* GIVEN PROBLEM *
Write out again the lines starting at the one containing "List each element" and ending with the one containing "dish-price-bar: 30542 xyxy=(502,652,640,694)", renaming "days-count" to "day-counter" and changing nothing else.

-- BEGIN EXERCISE INPUT --

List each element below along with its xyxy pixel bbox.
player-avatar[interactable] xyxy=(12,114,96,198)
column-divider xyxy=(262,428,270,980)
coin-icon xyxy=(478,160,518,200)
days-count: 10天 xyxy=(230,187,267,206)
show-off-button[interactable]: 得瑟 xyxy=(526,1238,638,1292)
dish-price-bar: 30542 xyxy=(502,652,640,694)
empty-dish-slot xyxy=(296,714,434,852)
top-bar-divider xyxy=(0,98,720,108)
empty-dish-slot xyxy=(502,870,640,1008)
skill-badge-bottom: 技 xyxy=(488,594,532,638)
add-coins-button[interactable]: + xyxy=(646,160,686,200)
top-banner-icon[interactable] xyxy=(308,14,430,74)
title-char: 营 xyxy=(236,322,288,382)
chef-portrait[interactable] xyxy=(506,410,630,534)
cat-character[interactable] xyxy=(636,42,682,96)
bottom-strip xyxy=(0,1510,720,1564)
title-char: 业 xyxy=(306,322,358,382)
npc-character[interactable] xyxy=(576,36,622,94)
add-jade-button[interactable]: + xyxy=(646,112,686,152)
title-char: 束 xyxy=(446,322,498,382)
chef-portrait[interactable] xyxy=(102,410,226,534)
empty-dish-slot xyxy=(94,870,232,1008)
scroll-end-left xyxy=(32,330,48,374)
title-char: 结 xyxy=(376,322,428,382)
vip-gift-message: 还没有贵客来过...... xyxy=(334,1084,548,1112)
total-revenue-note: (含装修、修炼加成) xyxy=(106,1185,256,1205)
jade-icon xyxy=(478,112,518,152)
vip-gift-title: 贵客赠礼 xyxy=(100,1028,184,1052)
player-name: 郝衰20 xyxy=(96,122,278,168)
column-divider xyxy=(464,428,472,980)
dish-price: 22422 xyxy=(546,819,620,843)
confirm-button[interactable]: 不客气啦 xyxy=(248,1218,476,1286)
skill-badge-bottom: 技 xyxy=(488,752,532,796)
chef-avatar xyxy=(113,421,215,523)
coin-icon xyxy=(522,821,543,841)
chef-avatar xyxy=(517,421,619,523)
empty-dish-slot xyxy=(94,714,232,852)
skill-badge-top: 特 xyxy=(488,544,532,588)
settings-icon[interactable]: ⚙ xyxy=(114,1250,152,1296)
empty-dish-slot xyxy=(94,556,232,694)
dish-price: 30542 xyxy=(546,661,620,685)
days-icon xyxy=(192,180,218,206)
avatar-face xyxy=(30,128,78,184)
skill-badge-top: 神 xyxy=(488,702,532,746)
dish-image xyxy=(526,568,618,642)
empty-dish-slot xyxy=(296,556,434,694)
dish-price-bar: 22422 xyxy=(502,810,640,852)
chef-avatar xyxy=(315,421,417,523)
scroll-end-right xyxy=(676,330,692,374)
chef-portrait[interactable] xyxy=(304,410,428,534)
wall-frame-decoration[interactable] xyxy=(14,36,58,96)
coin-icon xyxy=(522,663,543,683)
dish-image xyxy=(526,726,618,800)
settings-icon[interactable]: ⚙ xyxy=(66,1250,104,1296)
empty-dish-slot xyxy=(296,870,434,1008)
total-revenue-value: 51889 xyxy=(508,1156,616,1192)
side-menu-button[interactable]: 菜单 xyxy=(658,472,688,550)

-- END EXERCISE INPUT --
-- BEGIN EXERCISE INPUT --

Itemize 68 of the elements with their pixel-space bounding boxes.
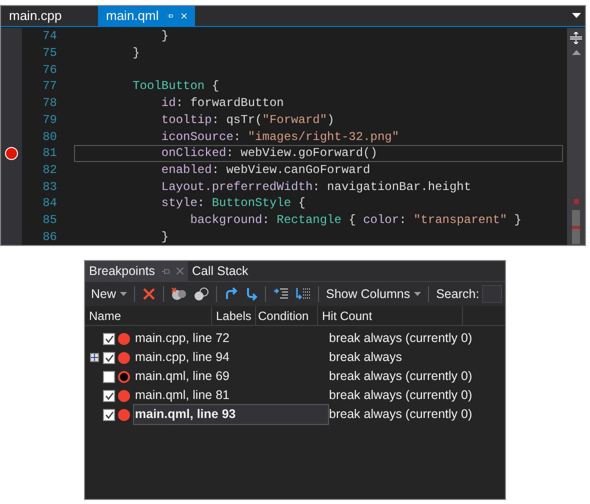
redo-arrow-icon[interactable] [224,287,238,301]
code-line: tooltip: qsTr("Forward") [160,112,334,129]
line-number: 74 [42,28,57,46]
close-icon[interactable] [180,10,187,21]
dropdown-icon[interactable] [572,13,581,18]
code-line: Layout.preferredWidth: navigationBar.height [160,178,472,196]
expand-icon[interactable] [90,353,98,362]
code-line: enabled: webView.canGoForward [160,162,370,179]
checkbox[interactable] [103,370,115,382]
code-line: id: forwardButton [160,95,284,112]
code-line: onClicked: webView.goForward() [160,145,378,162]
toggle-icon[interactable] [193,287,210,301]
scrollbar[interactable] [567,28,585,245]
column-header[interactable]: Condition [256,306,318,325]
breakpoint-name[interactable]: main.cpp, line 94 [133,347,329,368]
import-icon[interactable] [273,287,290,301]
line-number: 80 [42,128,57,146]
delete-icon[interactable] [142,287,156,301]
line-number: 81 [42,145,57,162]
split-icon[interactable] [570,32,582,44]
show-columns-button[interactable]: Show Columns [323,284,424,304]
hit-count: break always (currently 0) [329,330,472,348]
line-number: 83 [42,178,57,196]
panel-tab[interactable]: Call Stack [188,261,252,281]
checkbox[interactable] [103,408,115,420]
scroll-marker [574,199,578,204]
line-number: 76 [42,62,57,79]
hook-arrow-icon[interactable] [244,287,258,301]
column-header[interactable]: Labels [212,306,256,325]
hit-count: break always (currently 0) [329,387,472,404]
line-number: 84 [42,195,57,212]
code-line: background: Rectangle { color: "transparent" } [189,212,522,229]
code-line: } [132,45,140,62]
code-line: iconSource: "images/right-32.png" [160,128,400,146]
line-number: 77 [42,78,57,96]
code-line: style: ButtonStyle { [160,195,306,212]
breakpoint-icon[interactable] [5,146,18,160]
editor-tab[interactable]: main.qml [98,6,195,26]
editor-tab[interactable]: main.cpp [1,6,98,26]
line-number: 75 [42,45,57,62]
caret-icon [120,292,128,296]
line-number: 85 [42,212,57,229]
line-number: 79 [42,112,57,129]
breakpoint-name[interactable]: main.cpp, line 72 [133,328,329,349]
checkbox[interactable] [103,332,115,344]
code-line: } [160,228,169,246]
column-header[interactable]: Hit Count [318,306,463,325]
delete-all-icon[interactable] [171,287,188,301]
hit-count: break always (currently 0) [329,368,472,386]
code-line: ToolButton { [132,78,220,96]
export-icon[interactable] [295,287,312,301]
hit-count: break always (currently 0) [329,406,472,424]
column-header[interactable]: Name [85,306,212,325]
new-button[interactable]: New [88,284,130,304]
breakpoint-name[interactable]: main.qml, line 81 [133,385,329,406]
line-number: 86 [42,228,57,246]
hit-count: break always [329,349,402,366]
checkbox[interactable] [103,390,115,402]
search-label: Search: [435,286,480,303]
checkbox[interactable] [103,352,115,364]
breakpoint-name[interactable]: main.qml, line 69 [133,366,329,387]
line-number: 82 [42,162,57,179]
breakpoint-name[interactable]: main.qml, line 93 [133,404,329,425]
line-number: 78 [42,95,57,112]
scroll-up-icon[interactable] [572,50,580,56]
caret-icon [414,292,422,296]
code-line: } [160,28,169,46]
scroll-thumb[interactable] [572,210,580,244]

-- END EXERCISE INPUT --

* TASK SOLUTION *
List each element below along with its xyxy pixel bbox.
player-avatar[interactable] xyxy=(12,114,96,198)
column-divider xyxy=(262,428,270,980)
coin-icon xyxy=(478,160,518,200)
day-counter: 10天 xyxy=(230,187,267,206)
show-off-button[interactable]: 得瑟 xyxy=(526,1238,638,1292)
dish-price-bar: 30542 xyxy=(502,652,640,694)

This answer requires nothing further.